Chart and figure data:
■ ■ ■

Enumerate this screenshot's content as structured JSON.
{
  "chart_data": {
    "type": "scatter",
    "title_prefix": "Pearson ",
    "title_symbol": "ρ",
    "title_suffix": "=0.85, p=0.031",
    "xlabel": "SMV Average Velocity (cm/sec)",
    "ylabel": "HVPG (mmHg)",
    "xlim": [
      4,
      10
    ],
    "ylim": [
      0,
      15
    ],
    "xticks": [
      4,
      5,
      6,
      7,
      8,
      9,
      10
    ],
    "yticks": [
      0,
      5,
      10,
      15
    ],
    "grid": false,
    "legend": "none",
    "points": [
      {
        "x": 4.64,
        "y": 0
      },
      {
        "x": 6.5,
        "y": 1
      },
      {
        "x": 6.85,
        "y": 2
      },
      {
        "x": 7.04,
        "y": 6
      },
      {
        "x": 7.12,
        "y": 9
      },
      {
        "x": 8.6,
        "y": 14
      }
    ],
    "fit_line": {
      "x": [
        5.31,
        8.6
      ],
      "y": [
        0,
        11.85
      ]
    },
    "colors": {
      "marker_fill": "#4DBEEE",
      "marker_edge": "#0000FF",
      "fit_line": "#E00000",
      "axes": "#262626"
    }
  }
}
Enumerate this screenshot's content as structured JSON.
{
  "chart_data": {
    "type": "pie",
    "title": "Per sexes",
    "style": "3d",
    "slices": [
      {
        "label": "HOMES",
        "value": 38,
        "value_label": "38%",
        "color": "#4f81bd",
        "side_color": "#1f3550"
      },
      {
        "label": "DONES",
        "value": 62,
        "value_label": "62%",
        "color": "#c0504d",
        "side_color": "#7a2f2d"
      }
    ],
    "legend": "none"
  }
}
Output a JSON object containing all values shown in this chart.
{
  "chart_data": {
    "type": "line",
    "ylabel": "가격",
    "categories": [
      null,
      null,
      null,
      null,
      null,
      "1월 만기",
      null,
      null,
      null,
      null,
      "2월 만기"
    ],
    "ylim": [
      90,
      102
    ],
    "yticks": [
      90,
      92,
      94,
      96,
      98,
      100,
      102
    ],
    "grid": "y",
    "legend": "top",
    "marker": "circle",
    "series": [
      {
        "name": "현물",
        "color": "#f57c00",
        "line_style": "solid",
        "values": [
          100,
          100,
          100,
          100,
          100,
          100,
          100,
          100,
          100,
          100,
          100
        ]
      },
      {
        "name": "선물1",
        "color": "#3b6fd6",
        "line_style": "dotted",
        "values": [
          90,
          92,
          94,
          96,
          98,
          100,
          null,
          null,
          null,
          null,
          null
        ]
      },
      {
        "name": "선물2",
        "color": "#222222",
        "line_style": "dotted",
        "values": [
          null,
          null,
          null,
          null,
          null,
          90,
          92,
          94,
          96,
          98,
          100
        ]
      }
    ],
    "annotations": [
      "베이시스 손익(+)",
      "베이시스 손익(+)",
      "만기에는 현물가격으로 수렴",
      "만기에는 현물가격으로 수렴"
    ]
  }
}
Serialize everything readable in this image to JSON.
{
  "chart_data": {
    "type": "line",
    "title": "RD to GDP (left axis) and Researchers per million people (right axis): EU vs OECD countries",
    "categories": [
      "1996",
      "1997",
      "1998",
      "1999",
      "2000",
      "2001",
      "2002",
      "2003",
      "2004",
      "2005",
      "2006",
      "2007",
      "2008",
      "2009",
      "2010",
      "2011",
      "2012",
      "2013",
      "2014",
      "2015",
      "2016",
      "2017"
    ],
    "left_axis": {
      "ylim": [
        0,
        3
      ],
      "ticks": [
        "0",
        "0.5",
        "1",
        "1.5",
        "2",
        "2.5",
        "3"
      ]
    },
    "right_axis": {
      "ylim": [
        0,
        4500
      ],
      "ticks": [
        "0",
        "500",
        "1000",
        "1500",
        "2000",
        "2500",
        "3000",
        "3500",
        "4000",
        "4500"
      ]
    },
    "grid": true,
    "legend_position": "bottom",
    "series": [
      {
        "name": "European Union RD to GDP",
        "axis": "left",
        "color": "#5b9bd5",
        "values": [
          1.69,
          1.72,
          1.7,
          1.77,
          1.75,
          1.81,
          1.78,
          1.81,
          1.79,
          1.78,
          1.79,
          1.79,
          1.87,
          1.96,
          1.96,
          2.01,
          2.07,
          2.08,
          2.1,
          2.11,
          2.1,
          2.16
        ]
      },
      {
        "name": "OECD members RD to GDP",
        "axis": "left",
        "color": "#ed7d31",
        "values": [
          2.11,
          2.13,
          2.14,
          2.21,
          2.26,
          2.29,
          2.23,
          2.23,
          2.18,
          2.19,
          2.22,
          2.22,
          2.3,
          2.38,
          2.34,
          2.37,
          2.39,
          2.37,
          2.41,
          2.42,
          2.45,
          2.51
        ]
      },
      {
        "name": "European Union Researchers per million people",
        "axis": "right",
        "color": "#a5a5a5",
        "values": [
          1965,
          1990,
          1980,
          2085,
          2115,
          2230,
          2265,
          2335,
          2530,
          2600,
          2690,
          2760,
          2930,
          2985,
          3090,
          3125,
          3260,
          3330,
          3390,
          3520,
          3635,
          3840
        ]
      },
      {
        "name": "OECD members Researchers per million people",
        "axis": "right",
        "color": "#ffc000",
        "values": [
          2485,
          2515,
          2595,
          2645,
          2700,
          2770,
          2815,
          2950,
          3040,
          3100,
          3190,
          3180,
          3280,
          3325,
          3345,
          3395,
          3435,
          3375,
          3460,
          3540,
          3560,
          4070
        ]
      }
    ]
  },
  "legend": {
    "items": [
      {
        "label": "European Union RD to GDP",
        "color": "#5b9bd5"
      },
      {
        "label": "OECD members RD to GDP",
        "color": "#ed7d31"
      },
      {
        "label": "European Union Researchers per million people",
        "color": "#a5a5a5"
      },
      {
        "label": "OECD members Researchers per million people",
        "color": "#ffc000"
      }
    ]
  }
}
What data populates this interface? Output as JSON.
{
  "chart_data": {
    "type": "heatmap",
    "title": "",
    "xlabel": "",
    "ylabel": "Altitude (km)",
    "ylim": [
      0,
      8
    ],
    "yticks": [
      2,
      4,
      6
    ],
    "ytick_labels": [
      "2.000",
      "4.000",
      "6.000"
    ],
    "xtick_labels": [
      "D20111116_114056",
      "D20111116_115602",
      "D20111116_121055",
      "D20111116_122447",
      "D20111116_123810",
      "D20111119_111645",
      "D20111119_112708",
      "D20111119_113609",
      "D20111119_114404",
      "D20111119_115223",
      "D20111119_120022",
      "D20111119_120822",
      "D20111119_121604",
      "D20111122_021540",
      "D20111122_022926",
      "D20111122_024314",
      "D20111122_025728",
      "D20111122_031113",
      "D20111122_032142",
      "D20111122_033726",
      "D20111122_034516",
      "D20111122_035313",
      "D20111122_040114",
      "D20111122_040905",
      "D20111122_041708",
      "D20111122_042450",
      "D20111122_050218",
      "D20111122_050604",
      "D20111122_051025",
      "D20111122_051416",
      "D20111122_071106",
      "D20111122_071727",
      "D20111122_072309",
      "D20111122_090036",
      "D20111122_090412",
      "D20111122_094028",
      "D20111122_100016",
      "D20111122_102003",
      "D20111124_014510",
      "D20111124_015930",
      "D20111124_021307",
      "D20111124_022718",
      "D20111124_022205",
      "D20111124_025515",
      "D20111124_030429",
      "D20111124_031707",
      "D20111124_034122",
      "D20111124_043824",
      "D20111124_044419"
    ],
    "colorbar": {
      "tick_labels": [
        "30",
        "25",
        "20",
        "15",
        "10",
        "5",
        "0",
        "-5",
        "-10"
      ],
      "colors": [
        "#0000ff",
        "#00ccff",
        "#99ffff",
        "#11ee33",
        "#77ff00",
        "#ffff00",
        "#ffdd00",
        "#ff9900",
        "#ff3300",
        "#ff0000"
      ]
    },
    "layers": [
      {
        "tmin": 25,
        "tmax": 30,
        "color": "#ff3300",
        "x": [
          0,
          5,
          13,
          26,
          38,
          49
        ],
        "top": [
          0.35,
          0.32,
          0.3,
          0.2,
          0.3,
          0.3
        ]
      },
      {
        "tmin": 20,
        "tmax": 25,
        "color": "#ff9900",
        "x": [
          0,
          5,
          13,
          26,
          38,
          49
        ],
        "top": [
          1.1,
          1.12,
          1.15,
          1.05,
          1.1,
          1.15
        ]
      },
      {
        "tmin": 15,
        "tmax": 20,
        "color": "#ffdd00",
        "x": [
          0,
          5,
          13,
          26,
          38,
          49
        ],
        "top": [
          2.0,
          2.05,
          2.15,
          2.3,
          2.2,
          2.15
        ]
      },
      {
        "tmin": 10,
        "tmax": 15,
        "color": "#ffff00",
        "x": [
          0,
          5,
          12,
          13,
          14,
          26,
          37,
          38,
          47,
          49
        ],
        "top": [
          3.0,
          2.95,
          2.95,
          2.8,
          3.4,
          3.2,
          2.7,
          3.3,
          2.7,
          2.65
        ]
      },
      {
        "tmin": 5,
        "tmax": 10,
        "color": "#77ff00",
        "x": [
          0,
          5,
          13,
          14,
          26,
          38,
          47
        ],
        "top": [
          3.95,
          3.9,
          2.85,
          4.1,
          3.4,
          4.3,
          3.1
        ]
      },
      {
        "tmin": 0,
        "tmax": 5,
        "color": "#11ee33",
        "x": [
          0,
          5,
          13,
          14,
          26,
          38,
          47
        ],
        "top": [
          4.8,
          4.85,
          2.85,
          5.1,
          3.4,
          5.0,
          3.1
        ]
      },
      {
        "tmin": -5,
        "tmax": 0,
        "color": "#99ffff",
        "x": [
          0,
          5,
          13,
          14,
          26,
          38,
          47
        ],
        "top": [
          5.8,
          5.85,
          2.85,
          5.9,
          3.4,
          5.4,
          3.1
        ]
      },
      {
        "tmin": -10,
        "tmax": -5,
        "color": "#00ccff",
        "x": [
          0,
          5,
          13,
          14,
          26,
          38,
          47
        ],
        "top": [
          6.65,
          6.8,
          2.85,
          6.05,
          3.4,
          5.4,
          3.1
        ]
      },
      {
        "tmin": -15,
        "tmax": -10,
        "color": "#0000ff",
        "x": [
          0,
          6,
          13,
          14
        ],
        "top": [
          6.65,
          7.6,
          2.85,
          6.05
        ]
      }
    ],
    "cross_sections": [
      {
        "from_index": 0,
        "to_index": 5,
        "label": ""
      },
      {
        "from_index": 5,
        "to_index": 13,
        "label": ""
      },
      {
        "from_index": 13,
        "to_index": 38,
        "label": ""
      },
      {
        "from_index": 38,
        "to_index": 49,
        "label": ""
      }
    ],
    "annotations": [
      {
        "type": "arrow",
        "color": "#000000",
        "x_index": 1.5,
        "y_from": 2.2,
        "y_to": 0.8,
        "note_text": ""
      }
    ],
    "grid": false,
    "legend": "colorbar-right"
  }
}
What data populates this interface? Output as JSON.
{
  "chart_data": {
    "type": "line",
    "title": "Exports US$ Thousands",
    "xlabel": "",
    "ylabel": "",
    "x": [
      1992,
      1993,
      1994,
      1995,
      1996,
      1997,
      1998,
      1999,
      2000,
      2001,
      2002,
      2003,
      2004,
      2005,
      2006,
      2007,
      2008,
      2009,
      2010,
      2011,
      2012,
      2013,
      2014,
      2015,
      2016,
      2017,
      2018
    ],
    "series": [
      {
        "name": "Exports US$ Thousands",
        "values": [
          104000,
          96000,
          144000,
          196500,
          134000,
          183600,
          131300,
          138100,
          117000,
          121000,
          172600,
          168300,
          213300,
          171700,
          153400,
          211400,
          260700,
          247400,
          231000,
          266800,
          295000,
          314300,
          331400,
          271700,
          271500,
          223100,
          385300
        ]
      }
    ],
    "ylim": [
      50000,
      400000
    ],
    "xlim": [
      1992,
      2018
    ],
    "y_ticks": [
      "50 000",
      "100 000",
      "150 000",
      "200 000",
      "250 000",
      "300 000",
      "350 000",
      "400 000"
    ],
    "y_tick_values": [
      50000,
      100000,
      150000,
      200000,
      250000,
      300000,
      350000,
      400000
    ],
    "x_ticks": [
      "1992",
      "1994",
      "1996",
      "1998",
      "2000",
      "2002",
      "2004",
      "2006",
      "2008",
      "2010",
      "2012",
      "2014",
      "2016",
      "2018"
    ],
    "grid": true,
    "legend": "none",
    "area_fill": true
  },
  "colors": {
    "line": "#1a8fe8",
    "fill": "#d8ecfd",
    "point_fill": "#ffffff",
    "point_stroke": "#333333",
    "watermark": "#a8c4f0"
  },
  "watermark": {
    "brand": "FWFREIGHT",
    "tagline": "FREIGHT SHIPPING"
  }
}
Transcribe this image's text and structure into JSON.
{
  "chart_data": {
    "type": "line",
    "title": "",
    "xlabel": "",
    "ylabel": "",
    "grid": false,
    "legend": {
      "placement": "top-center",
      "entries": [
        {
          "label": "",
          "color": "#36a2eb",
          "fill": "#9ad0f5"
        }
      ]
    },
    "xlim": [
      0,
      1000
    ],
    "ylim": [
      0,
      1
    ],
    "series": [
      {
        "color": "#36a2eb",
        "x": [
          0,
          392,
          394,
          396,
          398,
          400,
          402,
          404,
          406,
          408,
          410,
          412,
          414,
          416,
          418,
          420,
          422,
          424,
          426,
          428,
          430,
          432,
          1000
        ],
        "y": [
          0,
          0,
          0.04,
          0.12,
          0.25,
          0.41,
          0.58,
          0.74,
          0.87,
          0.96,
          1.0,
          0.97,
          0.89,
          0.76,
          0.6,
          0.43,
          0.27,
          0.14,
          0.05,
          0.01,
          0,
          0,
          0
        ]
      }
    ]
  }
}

■ ■ ■

• Exercise instructions
Identify the lines that contain the string "name", and copy every one of them.

• Answer to the task
        "name": "현물",
        "name": "선물1",
        "name": "선물2",
        "name": "European Union RD to GDP",
        "name": "OECD members RD to GDP",
        "name": "European Union Researchers per million people",
        "name": "OECD members Researchers per million people",
        "name": "Exports US$ Thousands",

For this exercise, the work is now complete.